— STATED PROBLEM —
Reproduce the material in full, exactly as written.

— DATA FOR PROCESSING —
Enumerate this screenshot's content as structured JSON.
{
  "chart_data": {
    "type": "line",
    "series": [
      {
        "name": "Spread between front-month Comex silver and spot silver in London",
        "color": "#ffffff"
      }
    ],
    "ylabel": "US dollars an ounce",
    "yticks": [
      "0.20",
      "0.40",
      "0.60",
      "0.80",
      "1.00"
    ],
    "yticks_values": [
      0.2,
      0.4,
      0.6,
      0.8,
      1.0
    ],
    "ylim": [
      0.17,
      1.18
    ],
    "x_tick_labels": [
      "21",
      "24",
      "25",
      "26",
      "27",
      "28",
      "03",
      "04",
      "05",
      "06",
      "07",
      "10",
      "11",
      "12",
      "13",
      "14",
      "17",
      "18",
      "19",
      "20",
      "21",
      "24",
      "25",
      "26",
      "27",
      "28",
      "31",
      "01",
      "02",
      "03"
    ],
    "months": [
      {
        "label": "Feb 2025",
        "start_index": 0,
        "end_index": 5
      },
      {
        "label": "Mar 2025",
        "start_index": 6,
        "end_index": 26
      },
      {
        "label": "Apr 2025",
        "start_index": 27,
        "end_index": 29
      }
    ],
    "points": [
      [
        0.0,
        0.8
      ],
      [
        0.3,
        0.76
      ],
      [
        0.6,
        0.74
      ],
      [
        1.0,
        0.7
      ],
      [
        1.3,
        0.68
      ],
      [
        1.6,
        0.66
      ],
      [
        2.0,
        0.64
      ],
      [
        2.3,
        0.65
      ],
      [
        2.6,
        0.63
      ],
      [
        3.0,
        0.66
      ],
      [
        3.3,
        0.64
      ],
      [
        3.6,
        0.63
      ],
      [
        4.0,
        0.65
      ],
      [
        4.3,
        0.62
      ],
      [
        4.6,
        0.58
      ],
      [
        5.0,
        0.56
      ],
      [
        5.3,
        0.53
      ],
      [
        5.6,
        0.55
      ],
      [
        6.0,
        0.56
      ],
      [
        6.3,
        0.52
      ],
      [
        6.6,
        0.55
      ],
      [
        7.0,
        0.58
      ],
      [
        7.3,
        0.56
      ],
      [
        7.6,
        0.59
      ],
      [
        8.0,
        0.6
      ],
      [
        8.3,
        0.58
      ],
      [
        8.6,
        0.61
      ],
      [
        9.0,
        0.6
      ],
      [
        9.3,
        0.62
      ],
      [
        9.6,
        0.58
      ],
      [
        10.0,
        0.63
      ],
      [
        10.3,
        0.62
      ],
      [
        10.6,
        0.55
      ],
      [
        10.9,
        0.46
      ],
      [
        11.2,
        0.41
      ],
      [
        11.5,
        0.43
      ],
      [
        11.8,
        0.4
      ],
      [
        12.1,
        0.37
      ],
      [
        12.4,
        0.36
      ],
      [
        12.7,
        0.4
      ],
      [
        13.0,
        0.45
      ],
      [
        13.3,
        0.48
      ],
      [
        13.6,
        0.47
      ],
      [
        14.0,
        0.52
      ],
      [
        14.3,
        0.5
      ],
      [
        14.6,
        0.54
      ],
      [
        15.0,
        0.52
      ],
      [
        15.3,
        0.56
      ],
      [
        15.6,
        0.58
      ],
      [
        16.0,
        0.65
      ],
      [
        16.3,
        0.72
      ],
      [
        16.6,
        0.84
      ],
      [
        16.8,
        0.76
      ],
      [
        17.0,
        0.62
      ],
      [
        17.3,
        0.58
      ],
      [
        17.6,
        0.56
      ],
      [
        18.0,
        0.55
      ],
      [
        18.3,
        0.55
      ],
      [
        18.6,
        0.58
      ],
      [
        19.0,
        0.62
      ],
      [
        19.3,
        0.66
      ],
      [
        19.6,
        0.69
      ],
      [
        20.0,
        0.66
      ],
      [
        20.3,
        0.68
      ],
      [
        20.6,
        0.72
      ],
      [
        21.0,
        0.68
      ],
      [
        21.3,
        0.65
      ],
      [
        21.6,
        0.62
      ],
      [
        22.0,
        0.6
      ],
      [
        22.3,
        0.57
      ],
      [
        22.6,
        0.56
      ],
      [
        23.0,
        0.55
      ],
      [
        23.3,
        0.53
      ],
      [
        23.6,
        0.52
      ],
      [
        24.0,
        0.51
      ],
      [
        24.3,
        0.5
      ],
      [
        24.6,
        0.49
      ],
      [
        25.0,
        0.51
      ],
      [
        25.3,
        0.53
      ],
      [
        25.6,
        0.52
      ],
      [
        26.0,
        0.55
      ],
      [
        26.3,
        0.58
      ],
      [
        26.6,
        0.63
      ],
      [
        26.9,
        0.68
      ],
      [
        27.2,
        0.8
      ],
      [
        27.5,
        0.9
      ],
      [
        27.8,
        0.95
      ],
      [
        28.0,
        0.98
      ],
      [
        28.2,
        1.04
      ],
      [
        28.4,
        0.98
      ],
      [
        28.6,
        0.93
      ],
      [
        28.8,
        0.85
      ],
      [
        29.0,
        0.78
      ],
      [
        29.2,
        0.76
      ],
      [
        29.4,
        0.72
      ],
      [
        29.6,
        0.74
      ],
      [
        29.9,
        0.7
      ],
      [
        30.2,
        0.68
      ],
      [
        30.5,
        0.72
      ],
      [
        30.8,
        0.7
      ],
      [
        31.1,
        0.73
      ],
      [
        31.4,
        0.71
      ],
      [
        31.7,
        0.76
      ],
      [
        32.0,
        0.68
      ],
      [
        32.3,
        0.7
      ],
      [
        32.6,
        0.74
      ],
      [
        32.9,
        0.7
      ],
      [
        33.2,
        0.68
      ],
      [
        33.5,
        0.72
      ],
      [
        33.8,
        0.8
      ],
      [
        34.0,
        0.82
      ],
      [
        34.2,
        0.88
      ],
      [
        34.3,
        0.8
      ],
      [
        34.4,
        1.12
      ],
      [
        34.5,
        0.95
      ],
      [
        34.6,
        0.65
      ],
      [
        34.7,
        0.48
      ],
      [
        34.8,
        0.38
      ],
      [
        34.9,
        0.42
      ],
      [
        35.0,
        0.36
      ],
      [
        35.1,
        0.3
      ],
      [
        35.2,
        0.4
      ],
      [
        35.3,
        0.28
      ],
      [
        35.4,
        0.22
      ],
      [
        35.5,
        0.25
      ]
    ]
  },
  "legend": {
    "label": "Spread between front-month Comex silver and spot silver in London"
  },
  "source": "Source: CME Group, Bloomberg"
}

— SOLUTION TO THIS EXERCISE —
Enumerate this screenshot's content as structured JSON.
{
  "chart_data": {
    "type": "line",
    "series": [
      {
        "name": "Spread between front-month Comex silver and spot silver in London",
        "color": "#ffffff"
      }
    ],
    "ylabel": "US dollars an ounce",
    "yticks": [
      "0.20",
      "0.40",
      "0.60",
      "0.80",
      "1.00"
    ],
    "yticks_values": [
      0.2,
      0.4,
      0.6,
      0.8,
      1.0
    ],
    "ylim": [
      0.17,
      1.18
    ],
    "x_tick_labels": [
      "21",
      "24",
      "25",
      "26",
      "27",
      "28",
      "03",
      "04",
      "05",
      "06",
      "07",
      "10",
      "11",
      "12",
      "13",
      "14",
      "17",
      "18",
      "19",
      "20",
      "21",
      "24",
      "25",
      "26",
      "27",
      "28",
      "31",
      "01",
      "02",
      "03"
    ],
    "months": [
      {
        "label": "Feb 2025",
        "start_index": 0,
        "end_index": 5
      },
      {
        "label": "Mar 2025",
        "start_index": 6,
        "end_index": 26
      },
      {
        "label": "Apr 2025",
        "start_index": 27,
        "end_index": 29
      }
    ],
    "points": [
      [
        0.0,
        0.8
      ],
      [
        0.3,
        0.76
      ],
      [
        0.6,
        0.74
      ],
      [
        1.0,
        0.7
      ],
      [
        1.3,
        0.68
      ],
      [
        1.6,
        0.66
      ],
      [
        2.0,
        0.64
      ],
      [
        2.3,
        0.65
      ],
      [
        2.6,
        0.63
      ],
      [
        3.0,
        0.66
      ],
      [
        3.3,
        0.64
      ],
      [
        3.6,
        0.63
      ],
      [
        4.0,
        0.65
      ],
      [
        4.3,
        0.62
      ],
      [
        4.6,
        0.58
      ],
      [
        5.0,
        0.56
      ],
      [
        5.3,
        0.53
      ],
      [
        5.6,
        0.55
      ],
      [
        6.0,
        0.56
      ],
      [
        6.3,
        0.52
      ],
      [
        6.6,
        0.55
      ],
      [
        7.0,
        0.58
      ],
      [
        7.3,
        0.56
      ],
      [
        7.6,
        0.59
      ],
      [
        8.0,
        0.6
      ],
      [
        8.3,
        0.58
      ],
      [
        8.6,
        0.61
      ],
      [
        9.0,
        0.6
      ],
      [
        9.3,
        0.62
      ],
      [
        9.6,
        0.58
      ],
      [
        10.0,
        0.63
      ],
      [
        10.3,
        0.62
      ],
      [
        10.6,
        0.55
      ],
      [
        10.9,
        0.46
      ],
      [
        11.2,
        0.41
      ],
      [
        11.5,
        0.43
      ],
      [
        11.8,
        0.4
      ],
      [
        12.1,
        0.37
      ],
      [
        12.4,
        0.36
      ],
      [
        12.7,
        0.4
      ],
      [
        13.0,
        0.45
      ],
      [
        13.3,
        0.48
      ],
      [
        13.6,
        0.47
      ],
      [
        14.0,
        0.52
      ],
      [
        14.3,
        0.5
      ],
      [
        14.6,
        0.54
      ],
      [
        15.0,
        0.52
      ],
      [
        15.3,
        0.56
      ],
      [
        15.6,
        0.58
      ],
      [
        16.0,
        0.65
      ],
      [
        16.3,
        0.72
      ],
      [
        16.6,
        0.84
      ],
      [
        16.8,
        0.76
      ],
      [
        17.0,
        0.62
      ],
      [
        17.3,
        0.58
      ],
      [
        17.6,
        0.56
      ],
      [
        18.0,
        0.55
      ],
      [
        18.3,
        0.55
      ],
      [
        18.6,
        0.58
      ],
      [
        19.0,
        0.62
      ],
      [
        19.3,
        0.66
      ],
      [
        19.6,
        0.69
      ],
      [
        20.0,
        0.66
      ],
      [
        20.3,
        0.68
      ],
      [
        20.6,
        0.72
      ],
      [
        21.0,
        0.68
      ],
      [
        21.3,
        0.65
      ],
      [
        21.6,
        0.62
      ],
      [
        22.0,
        0.6
      ],
      [
        22.3,
        0.57
      ],
      [
        22.6,
        0.56
      ],
      [
        23.0,
        0.55
      ],
      [
        23.3,
        0.53
      ],
      [
        23.6,
        0.52
      ],
      [
        24.0,
        0.51
      ],
      [
        24.3,
        0.5
      ],
      [
        24.6,
        0.49
      ],
      [
        25.0,
        0.51
      ],
      [
        25.3,
        0.53
      ],
      [
        25.6,
        0.52
      ],
      [
        26.0,
        0.55
      ],
      [
        26.3,
        0.58
      ],
      [
        26.6,
        0.63
      ],
      [
        26.9,
        0.68
      ],
      [
        27.2,
        0.8
      ],
      [
        27.5,
        0.9
      ],
      [
        27.8,
        0.95
      ],
      [
        28.0,
        0.98
      ],
      [
        28.2,
        1.04
      ],
      [
        28.4,
        0.98
      ],
      [
        28.6,
        0.93
      ],
      [
        28.8,
        0.85
      ],
      [
        29.0,
        0.78
      ],
      [
        29.2,
        0.76
      ],
      [
        29.4,
        0.72
      ],
      [
        29.6,
        0.74
      ],
      [
        29.9,
        0.7
      ],
      [
        30.2,
        0.68
      ],
      [
        30.5,
        0.72
      ],
      [
        30.8,
        0.7
      ],
      [
        31.1,
        0.73
      ],
      [
        31.4,
        0.71
      ],
      [
        31.7,
        0.76
      ],
      [
        32.0,
        0.68
      ],
      [
        32.3,
        0.7
      ],
      [
        32.6,
        0.74
      ],
      [
        32.9,
        0.7
      ],
      [
        33.2,
        0.68
      ],
      [
        33.5,
        0.72
      ],
      [
        33.8,
        0.8
      ],
      [
        34.0,
        0.82
      ],
      [
        34.2,
        0.88
      ],
      [
        34.3,
        0.8
      ],
      [
        34.4,
        1.12
      ],
      [
        34.5,
        0.95
      ],
      [
        34.6,
        0.65
      ],
      [
        34.7,
        0.48
      ],
      [
        34.8,
        0.38
      ],
      [
        34.9,
        0.42
      ],
      [
        35.0,
        0.36
      ],
      [
        35.1,
        0.3
      ],
      [
        35.2,
        0.4
      ],
      [
        35.3,
        0.28
      ],
      [
        35.4,
        0.22
      ],
      [
        35.5,
        0.25
      ]
    ]
  },
  "legend": {
    "label": "Spread between front-month Comex silver and spot silver in London"
  },
  "source": "Source: CME Group, Bloomberg"
}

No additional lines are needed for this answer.